* [DOCUMENT EXCERPT]
>>>>

By Francesca Mirabile

April 29, 2016

“The two assholes were racing each other,” said L. “I heard they were on drugs or something.”

He was standing in the non-Euclidian circle we had created, incessantly tapping his right thumb on the filter end of the cigarette. L. was one of P.’s closest friends. I had to like him because he was dating one of my closest friends.

“I heard he was still alive when the ambulances arrived,” said F. “They were all still alive, but the ambulances took too long to get there.”

F. came to be known as “the one who hadn’t cried.” He was always the confident, borderline cocky one, with his blond hair and angel voice. He was fervently texting when he spoke those words. In that field of stones and graves, it seemed that P.’s death had left F. unmoved.

I, on the other hand, was shaking. My legs trembled. My fists clenched. My body was fighting the urge to pour out my lunch – if there was any. I wanted them to stop talking about it. I couldn’t understand why they were even talking about it, why they were looking for a culprit, for someone to blame.

“Who the fuck cares?” I whispered. “It’s not like it’s going to change anything.”

<<<<

* [SHORT EXERCISE 1] Count the lines of the listing that contain the string "remitter", treating uppercase and lowercase as different, and give only the number.
The listing is unrelated to the text above.

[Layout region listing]
>>>>

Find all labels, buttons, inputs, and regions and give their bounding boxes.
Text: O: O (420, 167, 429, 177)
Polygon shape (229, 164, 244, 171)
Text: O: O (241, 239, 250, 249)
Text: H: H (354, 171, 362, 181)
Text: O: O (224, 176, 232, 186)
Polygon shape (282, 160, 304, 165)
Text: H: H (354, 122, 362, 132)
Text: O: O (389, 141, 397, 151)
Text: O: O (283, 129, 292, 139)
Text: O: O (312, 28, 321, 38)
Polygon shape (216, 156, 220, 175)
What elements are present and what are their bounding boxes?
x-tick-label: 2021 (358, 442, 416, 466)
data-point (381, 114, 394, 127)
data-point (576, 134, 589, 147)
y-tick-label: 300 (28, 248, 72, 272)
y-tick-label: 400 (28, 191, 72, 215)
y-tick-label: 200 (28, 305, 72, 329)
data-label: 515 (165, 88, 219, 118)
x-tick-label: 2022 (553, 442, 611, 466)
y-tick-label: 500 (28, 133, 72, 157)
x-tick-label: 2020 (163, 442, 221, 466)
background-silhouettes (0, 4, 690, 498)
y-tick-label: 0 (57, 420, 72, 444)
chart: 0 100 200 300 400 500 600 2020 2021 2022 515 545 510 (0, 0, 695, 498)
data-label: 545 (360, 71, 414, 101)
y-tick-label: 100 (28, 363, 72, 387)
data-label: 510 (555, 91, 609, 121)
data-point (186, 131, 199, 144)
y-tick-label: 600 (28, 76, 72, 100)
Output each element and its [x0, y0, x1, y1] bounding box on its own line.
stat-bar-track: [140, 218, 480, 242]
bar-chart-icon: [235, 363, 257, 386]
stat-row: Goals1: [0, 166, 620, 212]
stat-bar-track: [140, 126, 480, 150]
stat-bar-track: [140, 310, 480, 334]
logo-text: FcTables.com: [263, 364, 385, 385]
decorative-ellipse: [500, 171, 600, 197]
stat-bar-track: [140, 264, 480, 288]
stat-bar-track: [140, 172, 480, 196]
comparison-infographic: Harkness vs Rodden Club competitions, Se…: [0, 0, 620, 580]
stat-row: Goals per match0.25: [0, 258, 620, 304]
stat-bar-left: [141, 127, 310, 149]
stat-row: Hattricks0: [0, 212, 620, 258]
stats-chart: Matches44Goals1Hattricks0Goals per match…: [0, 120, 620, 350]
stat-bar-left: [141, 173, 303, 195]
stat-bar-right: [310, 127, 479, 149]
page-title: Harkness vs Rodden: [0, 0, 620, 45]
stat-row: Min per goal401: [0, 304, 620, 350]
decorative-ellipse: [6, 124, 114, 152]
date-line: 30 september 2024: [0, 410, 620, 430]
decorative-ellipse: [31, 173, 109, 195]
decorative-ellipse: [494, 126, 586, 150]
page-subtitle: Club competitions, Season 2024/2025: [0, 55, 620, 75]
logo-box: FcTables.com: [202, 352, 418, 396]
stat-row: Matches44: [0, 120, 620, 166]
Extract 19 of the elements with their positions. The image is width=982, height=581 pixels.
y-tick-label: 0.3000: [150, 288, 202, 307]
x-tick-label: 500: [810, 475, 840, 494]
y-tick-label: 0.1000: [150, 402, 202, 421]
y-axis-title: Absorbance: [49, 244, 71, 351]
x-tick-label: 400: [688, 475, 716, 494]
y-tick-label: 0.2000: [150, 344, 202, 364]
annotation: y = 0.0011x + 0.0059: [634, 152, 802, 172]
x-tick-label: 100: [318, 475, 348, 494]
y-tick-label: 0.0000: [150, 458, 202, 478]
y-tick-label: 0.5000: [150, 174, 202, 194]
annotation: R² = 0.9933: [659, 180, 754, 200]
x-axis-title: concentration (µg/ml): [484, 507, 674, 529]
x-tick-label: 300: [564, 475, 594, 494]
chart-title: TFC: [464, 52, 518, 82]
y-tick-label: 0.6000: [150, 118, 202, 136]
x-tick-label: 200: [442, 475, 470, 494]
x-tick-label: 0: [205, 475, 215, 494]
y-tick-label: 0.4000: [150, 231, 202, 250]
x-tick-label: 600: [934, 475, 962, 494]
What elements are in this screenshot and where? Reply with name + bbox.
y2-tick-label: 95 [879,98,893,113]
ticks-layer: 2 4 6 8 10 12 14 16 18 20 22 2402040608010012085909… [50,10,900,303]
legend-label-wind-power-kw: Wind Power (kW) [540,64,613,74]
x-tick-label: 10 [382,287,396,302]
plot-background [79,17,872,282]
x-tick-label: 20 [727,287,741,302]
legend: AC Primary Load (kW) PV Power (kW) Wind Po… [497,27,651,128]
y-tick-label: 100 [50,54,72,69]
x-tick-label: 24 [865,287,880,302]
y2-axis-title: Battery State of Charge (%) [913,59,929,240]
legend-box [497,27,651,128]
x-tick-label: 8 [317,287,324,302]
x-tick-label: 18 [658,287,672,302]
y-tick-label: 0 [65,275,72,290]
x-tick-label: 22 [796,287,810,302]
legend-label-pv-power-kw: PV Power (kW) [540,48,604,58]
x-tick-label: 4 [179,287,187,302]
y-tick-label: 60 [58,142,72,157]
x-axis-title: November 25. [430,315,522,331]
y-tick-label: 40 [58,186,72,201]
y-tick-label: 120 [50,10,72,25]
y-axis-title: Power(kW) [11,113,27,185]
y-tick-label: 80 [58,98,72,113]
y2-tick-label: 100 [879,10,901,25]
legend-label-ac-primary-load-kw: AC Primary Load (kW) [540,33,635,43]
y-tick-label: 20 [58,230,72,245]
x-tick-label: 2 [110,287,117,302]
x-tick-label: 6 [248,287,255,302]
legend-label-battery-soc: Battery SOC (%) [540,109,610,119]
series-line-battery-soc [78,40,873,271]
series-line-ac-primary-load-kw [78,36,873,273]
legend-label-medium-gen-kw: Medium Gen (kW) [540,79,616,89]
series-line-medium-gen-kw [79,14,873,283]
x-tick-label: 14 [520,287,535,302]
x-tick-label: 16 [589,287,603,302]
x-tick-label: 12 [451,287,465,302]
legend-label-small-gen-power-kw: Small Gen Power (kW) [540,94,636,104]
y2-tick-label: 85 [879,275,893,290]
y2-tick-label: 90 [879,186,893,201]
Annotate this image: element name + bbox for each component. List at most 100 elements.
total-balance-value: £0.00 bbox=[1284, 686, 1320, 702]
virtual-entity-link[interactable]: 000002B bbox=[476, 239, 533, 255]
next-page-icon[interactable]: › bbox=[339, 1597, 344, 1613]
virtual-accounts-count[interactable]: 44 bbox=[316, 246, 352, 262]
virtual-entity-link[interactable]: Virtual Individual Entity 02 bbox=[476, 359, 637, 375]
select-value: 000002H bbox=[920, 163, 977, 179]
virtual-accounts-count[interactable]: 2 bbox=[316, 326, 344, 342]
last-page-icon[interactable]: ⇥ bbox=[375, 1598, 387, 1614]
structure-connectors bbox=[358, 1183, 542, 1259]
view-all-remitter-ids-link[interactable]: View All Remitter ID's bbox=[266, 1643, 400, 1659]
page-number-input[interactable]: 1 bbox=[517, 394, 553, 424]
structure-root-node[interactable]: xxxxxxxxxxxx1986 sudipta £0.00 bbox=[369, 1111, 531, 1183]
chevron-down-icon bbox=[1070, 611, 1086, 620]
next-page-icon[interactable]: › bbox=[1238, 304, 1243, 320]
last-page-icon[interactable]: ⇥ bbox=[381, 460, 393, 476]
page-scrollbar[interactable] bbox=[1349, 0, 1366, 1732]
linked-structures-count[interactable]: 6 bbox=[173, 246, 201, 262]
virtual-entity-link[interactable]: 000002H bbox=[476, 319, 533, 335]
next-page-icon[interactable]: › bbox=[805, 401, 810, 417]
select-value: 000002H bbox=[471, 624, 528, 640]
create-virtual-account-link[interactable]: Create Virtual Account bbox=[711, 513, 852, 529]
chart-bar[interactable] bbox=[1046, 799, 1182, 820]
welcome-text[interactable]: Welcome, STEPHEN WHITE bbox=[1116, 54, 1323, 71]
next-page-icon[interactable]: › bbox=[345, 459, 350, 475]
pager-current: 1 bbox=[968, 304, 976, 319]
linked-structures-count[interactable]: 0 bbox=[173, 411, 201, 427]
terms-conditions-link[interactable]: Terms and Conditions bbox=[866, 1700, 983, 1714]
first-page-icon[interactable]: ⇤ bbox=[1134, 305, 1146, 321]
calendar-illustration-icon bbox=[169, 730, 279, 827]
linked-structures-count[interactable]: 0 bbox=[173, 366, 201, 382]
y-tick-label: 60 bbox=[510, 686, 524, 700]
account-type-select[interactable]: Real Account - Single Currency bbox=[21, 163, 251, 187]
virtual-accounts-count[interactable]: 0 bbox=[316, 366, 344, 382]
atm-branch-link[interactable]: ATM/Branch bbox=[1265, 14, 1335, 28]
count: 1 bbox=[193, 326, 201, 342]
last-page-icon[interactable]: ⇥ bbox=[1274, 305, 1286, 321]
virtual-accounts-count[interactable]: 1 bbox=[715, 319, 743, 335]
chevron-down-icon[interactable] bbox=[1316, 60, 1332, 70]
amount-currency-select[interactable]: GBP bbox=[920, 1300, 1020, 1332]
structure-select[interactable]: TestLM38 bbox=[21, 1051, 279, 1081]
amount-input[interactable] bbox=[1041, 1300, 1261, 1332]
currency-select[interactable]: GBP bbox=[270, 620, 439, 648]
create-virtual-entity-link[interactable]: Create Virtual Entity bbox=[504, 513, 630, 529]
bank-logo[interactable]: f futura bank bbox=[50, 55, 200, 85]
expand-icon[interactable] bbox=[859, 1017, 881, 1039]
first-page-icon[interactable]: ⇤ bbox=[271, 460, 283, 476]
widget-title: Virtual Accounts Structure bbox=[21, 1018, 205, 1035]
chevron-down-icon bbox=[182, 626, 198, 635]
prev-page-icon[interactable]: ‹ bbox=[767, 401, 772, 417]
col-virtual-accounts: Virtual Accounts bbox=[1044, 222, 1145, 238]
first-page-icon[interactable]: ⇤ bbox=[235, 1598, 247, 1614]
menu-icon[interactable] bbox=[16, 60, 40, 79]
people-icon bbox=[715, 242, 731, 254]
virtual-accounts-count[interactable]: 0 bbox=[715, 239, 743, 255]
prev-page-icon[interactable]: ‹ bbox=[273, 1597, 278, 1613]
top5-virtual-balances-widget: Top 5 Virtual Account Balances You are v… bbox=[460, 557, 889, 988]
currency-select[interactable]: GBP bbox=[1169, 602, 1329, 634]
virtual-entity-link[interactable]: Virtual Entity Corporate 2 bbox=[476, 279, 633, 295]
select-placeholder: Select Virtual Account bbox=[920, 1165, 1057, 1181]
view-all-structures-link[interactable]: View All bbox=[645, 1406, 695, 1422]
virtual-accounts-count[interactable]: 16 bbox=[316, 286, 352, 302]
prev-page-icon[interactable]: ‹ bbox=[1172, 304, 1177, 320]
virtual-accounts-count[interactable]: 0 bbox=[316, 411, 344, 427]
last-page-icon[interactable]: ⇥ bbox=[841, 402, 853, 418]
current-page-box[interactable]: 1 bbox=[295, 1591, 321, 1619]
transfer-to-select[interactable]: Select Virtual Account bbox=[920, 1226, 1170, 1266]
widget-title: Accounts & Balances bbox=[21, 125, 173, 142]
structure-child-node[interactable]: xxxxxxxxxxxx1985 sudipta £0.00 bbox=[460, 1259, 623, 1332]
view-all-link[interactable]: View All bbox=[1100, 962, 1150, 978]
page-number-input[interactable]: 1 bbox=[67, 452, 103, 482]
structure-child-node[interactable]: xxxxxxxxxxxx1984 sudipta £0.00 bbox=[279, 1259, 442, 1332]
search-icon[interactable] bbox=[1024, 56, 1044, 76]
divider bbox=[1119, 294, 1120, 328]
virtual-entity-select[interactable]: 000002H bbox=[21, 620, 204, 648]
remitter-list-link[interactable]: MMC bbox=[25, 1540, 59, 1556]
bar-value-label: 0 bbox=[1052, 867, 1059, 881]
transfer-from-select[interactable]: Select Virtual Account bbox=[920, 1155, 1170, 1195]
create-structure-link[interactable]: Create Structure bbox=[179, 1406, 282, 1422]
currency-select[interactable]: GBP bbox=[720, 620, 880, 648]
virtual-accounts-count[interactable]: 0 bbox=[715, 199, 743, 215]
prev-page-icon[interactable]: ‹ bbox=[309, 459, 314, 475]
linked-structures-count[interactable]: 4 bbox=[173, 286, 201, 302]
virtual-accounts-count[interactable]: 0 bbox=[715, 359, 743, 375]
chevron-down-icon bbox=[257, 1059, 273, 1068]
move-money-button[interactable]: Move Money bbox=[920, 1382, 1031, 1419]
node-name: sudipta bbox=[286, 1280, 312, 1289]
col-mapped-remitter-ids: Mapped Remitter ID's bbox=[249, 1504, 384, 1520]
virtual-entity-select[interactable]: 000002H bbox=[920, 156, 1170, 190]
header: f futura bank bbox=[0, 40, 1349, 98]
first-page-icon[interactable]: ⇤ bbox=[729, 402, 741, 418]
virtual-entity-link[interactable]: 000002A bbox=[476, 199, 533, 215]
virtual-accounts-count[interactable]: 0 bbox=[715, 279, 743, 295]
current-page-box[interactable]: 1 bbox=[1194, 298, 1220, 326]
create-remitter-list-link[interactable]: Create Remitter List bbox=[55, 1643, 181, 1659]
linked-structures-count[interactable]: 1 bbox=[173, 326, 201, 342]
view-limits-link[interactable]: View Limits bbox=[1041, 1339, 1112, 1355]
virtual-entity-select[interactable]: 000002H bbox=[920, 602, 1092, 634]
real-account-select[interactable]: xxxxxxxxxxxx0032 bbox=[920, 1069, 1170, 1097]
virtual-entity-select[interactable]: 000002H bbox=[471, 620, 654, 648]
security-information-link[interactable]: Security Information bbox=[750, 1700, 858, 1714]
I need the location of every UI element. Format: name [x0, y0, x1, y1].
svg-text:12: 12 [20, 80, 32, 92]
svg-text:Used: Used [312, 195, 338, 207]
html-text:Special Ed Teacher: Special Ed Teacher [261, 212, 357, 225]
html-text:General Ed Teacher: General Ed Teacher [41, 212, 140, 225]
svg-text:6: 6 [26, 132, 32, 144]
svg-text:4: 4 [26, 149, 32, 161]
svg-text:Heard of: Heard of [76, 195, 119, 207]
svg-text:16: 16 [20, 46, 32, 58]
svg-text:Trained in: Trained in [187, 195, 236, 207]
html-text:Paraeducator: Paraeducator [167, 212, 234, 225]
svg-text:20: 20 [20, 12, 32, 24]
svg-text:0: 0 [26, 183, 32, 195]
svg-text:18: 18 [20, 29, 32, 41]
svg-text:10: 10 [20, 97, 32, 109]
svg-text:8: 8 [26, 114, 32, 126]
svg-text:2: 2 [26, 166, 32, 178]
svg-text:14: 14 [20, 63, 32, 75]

<<<<

* [SHORT EXERCISE 2] Print the excerpt about P.'s death in full, word for word.

* [EXPECTED OUTPUT 1] 4

* [EXPECTED OUTPUT 2]
By Francesca Mirabile

April 29, 2016

“The two assholes were racing each other,” said L. “I heard they were on drugs or something.”

He was standing in the non-Euclidian circle we had created, incessantly tapping his right thumb on the filter end of the cigarette. L. was one of P.’s closest friends. I had to like him because he was dating one of my closest friends.

“I heard he was still alive when the ambulances arrived,” said F. “They were all still alive, but the ambulances took too long to get there.”

F. came to be known as “the one who hadn’t cried.” He was always the confident, borderline cocky one, with his blond hair and angel voice. He was fervently texting when he spoke those words. In that field of stones and graves, it seemed that P.’s death had left F. unmoved.

I, on the other hand, was shaking. My legs trembled. My fists clenched. My body was fighting the urge to pour out my lunch – if there was any. I wanted them to stop talking about it. I couldn’t understand why they were even talking about it, why they were looking for a culprit, for someone to blame.

“Who the fuck cares?” I whispered. “It’s not like it’s going to change anything.”